(Exercise requirements)
[1] Reproduce the ISIS-K article between "ISIS-K’s global ambitions" and "commander Qassem Soleimani.", inclusive.
[2] Find every line in the records that contains the string "Text", and copy each of those lines.

(Passage to read)

On March 22, masked gunmen stormed a concert hall outside Moscow, killing at least 137 people and leaving the venue in ruins. The attack, claimed by Afghanistan’s branch of the Islamic State Khorasan Province, or ISIS-K, was the deadliest in Moscow in two decades and a stark reminder of the continuing threat posed by the group. ISIS-K’s aims are far-reaching, and its tentacles extend far beyond its remote training camps in South Asia. Combating the group and others like it must remain a top U.S. foreign policy priority even as Washington rightly shifts more of its attention toward competition with China and Russia. But ISIS-K has a growing regional network, and countering it will require more significant regional engagement, along with the U.S. and other powers – even Russia -- stepping up, to deter it over time. 

As General David Petraeus, who led U.S. Central Command and NATO/U.S. forces in Afghanistan before serving as director of the CIA, underscored in an interview for this research: “We have learned, repeatedly, that if you don’t keep an eye and pressure on extremist groups, such as ISIS, they will reconstitute and once again engage in organized, sophisticated extremist acts.”

ISIS-K’s global ambitions have grown steadily since 2021, when it claimed responsibility for a devastating suicide attack at  Kabul International Airport in the midst of the United States’ military withdrawal from Afghanistan. In 2022, it orchestrated a fatal suicide bombing at the Russian embassy in Kabul, and staged cross-border attacks from Afghanistan into Uzbekistan and Tajikistan. And early this year, following 2022 and 2023 attacks in Shiraz and Mashhad, ISIS-K executed the most deadly terrorist attack that Iran has experienced since the 1979 Islamic Revolution--a double suicide bombing that claimed the lives of nearly 100 people attending a memorial for Revolutionary Guards commander Qassem Soleimani. 

Somewhat paradoxically, ISIS-K has experienced setbacks in its traditional areas of operation in Afghanistan due to relentless Taliban pressure. Two and a half years ago, as the last American troops left the country, the United States pledged billions of dollars in aid to alleviate Afghan suffering and facilitate efforts to counter ISIS-K in Taliban-ruled Afghanistan. In addition to providing humanitarian relief, the aid aimed to thwart cross-border extremism, drug trade, arms proliferation, and mass displacement. Although Afghanistan has seen a dramatic increase in violence by the al Qaeda-affiliated Pakistani Taliban, an umbrella outfit that aspires to overthrow the Pakistani state, Western counterterrorism efforts have been surprisingly successful against ISIS-K in tactical operations—the result of a transactional partnership between the United States and the Haqqani network, the most powerful faction of the Taliban government. The Haqqanis maintain an alliance with al Qaeda, but view ISIS-K as a competitor and a threat to their interests and so have cynically cooperated with U.S. security officials and other regional counterterrorism actors to hunt down and eliminate the group’s leaders in Afghanistan, resulting in significant losses throughout 2023.

(Input records)
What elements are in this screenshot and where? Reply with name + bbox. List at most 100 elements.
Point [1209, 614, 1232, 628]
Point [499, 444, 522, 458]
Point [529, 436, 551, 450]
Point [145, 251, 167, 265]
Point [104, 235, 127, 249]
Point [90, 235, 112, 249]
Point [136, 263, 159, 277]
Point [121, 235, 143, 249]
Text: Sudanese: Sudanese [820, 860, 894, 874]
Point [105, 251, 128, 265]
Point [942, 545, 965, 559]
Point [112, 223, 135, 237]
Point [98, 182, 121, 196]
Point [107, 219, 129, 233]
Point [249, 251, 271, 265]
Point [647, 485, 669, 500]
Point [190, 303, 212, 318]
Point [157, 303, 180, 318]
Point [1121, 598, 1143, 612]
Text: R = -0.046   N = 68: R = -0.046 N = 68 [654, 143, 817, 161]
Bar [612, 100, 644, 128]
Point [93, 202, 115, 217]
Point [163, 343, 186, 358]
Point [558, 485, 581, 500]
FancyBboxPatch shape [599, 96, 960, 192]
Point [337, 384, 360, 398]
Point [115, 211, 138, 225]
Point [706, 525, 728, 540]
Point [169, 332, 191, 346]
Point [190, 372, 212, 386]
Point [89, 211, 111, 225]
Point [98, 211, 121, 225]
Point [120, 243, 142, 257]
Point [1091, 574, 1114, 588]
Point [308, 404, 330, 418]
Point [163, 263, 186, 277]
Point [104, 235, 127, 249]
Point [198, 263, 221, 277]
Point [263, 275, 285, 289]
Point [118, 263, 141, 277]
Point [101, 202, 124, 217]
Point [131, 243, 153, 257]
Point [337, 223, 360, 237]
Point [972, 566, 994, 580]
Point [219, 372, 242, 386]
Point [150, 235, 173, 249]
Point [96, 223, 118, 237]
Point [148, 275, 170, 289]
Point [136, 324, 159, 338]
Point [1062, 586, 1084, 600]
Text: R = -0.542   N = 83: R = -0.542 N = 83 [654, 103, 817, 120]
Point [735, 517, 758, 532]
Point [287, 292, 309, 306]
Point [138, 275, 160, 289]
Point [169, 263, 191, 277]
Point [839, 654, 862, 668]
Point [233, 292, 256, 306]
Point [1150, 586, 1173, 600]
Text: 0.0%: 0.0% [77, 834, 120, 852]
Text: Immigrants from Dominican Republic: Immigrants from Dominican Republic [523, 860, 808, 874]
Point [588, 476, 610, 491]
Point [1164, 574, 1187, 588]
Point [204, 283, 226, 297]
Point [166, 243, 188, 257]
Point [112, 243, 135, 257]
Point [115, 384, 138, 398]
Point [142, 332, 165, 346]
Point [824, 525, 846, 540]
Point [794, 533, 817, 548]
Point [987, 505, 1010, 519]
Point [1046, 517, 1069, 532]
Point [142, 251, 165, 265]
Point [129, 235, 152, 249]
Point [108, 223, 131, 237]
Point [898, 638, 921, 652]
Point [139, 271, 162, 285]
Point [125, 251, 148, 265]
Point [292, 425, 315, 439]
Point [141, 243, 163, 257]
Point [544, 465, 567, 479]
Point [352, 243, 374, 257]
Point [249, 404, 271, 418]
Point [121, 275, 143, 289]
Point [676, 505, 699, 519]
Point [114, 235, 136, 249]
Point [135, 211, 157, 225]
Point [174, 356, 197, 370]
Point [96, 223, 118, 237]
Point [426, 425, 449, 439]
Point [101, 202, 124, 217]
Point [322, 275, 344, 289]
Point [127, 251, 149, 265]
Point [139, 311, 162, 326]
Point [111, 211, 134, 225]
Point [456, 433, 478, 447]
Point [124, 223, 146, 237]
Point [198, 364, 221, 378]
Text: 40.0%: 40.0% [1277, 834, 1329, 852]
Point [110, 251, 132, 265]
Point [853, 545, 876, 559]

(Replies)
[1]
ISIS-K’s global ambitions have grown steadily since 2021, when it claimed responsibility for a devastating suicide attack at  Kabul International Airport in the midst of the United States’ military withdrawal from Afghanistan. In 2022, it orchestrated a fatal suicide bombing at the Russian embassy in Kabul, and staged cross-border attacks from Afghanistan into Uzbekistan and Tajikistan. And early this year, following 2022 and 2023 attacks in Shiraz and Mashhad, ISIS-K executed the most deadly terrorist attack that Iran has experienced since the 1979 Islamic Revolution--a double suicide bombing that claimed the lives of nearly 100 people attending a memorial for Revolutionary Guards commander Qassem Soleimani.

[2]
Text: Sudanese: Sudanese [820, 860, 894, 874]
Text: R = -0.046   N = 68: R = -0.046 N = 68 [654, 143, 817, 161]
Text: R = -0.542   N = 83: R = -0.542 N = 83 [654, 103, 817, 120]
Text: 0.0%: 0.0% [77, 834, 120, 852]
Text: Immigrants from Dominican Republic: Immigrants from Dominican Republic [523, 860, 808, 874]
Text: 40.0%: 40.0% [1277, 834, 1329, 852]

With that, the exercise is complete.